> _Your goal_:
Search the listing below for the word "Avenida" and copy each line that holds it.
################
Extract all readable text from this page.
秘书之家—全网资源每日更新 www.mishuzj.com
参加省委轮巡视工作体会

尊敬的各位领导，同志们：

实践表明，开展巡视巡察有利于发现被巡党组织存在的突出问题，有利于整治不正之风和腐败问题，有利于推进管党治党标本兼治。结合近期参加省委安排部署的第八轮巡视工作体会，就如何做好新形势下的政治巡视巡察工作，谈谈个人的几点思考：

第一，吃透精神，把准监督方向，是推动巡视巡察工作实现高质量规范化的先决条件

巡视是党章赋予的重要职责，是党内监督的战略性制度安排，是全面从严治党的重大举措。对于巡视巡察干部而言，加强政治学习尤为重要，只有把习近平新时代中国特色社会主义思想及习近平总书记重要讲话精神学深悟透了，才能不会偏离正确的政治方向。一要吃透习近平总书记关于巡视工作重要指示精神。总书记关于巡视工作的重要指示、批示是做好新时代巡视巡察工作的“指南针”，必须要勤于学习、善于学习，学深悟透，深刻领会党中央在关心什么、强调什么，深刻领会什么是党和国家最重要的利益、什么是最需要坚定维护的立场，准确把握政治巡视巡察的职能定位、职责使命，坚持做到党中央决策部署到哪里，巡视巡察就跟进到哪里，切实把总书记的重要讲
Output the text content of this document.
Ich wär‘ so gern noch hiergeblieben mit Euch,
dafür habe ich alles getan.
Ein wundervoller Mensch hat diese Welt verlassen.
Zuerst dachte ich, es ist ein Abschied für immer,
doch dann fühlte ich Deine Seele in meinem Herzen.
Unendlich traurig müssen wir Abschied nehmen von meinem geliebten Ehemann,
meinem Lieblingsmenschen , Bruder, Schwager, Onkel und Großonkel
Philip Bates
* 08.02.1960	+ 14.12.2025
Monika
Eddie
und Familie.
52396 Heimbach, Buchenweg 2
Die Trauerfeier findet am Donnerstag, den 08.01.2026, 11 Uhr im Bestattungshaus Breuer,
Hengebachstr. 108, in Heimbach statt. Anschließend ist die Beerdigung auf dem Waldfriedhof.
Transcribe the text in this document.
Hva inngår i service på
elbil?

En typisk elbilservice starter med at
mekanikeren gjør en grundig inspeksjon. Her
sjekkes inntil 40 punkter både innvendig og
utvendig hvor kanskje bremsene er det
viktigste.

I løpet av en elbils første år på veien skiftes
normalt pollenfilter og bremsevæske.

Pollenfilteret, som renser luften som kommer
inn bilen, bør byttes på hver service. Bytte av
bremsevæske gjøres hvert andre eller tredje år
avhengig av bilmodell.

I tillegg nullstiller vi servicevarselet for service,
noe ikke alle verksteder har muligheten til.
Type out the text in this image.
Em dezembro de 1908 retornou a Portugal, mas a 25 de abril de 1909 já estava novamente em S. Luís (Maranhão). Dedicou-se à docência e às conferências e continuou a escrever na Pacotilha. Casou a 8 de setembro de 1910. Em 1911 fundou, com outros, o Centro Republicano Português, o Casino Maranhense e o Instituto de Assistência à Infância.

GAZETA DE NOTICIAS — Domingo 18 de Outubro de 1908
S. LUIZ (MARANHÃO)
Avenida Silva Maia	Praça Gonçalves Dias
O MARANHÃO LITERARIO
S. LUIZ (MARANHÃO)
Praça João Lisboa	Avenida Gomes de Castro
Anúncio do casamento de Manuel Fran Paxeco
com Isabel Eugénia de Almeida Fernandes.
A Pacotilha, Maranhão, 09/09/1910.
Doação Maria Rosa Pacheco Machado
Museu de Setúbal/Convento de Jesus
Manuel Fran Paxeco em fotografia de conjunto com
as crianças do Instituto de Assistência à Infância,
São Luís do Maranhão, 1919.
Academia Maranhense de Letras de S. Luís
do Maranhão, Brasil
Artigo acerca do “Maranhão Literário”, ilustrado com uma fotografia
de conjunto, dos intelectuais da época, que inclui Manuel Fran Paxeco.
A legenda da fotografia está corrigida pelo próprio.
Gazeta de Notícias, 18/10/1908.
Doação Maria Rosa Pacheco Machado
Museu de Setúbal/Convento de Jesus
################
> _Finished answer_:
Avenida Silva Maia	Praça Gonçalves Dias
Praça João Lisboa	Avenida Gomes de Castro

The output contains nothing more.